*作業内容:*
エランのビジネスモデルを説明した提示文から、「ビジネスモデルとしては、次のようになっています。」を含む語句で始まり「エランということになります。」で終わる部分を書き出してください。その際、「エラン」はすべて「同社」に差し替えること。

*提示文:*
········

ビジネスモデルとしては、次のようになっています。
エランは、リネンサプライ業者などから寝巻きやタオルなどを仕入れ、病院や介護施設に納入します。
利用者へのサービス説明は、病院や介護施設によって行われ、エランは施設に対して業務委託手数料、リネンサプライ業者には洗濯代金などを支払います。
そして、利用者がエランに対し、サービスの利用料を支払うというモデルです。
「リネン」とはホテルなどで提供されるシーツやタオルの類で、リネンサプライとは、リネン類を提供する業者のこと。
リネンサプライ業者は、リネン類を契約先(ホテルやレストランなど)に貸し出し、使用済のものを回収し、再度貸し出すというサイクルを回しています。
リネンサプライ業者と病院を仲介することで、利用者からサービス対価を受け取るのがエランということになります。
しかし、ここで一つの疑問が生じます。
リネン類を提供しているのはリネンサプライ業者で、入院患者にサービスの説明を行なっているのは病院や介護施設。
一見すると、リネンサプライ業者が自分で開拓すればいいような気がします。

········

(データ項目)
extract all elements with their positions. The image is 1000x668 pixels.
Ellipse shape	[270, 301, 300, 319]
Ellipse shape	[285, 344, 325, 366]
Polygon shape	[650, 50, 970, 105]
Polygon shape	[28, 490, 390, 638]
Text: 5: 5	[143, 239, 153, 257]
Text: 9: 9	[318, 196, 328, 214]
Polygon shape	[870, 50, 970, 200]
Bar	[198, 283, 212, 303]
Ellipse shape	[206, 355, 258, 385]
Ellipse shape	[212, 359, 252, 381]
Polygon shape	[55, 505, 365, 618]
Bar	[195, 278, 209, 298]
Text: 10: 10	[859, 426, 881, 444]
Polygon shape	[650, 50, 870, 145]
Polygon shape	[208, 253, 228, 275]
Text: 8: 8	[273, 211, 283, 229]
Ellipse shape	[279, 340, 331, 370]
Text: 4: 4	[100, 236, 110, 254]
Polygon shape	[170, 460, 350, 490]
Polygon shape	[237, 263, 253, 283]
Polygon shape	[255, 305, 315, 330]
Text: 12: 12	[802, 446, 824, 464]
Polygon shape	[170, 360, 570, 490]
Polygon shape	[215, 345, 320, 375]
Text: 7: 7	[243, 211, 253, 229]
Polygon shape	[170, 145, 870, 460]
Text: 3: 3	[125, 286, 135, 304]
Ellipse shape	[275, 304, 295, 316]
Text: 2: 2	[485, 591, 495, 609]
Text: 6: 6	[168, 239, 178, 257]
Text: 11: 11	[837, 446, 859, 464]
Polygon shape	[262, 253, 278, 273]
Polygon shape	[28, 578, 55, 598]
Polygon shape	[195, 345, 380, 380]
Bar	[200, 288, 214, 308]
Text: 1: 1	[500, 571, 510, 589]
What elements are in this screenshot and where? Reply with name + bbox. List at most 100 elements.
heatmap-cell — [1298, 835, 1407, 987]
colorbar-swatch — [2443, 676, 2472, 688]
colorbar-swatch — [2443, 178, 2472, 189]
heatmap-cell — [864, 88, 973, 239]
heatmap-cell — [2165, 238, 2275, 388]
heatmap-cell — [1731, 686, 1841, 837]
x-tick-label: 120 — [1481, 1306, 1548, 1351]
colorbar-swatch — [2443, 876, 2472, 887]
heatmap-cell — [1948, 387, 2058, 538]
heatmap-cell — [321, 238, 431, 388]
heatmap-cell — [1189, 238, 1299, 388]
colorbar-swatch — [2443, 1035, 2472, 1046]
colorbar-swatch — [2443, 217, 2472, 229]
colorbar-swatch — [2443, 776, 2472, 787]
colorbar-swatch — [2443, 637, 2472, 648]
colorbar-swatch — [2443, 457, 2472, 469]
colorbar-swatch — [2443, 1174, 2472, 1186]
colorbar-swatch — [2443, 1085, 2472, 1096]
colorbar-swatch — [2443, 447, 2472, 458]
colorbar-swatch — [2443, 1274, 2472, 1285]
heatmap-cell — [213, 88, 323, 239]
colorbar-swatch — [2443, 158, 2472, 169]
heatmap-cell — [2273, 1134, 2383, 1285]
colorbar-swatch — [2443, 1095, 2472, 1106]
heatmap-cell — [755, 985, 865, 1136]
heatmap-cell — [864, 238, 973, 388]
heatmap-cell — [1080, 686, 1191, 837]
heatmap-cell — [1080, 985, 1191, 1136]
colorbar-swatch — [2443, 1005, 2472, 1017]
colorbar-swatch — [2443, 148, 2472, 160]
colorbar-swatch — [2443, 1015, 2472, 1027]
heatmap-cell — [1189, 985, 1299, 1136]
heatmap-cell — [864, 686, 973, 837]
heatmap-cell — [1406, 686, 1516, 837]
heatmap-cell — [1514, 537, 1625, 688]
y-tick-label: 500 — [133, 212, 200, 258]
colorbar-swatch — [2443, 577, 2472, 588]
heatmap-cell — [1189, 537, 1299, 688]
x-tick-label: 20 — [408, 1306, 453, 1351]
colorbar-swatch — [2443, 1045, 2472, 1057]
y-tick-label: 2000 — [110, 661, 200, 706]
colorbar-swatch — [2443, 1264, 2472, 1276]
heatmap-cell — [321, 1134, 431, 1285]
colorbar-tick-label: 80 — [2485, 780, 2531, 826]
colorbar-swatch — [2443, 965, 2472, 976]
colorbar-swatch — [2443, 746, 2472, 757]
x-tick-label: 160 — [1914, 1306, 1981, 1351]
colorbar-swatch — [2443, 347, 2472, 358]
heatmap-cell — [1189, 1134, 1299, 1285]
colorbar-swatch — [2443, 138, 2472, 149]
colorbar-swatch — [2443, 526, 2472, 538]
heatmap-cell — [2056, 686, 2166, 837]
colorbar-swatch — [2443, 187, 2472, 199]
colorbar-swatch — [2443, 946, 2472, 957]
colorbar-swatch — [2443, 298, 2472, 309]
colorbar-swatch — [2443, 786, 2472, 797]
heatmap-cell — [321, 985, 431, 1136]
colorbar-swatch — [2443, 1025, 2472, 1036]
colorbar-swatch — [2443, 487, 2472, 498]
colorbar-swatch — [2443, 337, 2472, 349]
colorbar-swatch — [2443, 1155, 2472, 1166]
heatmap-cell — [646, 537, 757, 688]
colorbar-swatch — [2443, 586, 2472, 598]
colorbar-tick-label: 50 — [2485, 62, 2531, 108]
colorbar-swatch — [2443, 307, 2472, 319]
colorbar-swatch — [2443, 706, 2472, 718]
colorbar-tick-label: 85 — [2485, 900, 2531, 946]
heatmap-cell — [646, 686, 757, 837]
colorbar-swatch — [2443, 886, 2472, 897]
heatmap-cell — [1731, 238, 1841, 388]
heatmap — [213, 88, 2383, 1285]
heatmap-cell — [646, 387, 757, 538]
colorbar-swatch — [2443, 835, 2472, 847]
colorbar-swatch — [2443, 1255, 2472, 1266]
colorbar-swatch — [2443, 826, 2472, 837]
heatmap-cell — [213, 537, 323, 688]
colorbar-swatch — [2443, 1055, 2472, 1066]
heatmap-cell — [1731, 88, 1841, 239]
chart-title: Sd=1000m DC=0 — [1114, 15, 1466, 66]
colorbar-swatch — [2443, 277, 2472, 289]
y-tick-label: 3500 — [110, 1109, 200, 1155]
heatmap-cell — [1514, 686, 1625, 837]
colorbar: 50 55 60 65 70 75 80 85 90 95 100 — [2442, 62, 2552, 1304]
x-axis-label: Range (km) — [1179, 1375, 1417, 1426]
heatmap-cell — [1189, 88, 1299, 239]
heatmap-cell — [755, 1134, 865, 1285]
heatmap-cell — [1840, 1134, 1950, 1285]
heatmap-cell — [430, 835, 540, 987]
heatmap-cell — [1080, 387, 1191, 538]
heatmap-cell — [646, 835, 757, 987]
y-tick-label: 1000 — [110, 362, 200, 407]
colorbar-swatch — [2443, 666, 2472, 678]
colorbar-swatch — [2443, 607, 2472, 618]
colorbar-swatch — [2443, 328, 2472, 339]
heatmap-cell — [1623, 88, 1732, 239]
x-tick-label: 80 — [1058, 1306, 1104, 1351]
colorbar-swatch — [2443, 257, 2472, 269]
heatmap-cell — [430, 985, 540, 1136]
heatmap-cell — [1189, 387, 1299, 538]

········

*記述回答:*
ビジネスモデルとしては、次のようになっています。
同社は、リネンサプライ業者などから寝巻きやタオルなどを仕入れ、病院や介護施設に納入します。
利用者へのサービス説明は、病院や介護施設によって行われ、同社は施設に対して業務委託手数料、リネンサプライ業者には洗濯代金などを支払います。
そして、利用者が同社に対し、サービスの利用料を支払うというモデルです。
「リネン」とはホテルなどで提供されるシーツやタオルの類で、リネンサプライとは、リネン類を提供する業者のこと。
リネンサプライ業者は、リネン類を契約先(ホテルやレストランなど)に貸し出し、使用済のものを回収し、再度貸し出すというサイクルを回しています。
リネンサプライ業者と病院を仲介することで、利用者からサービス対価を受け取るのが同社ということになります。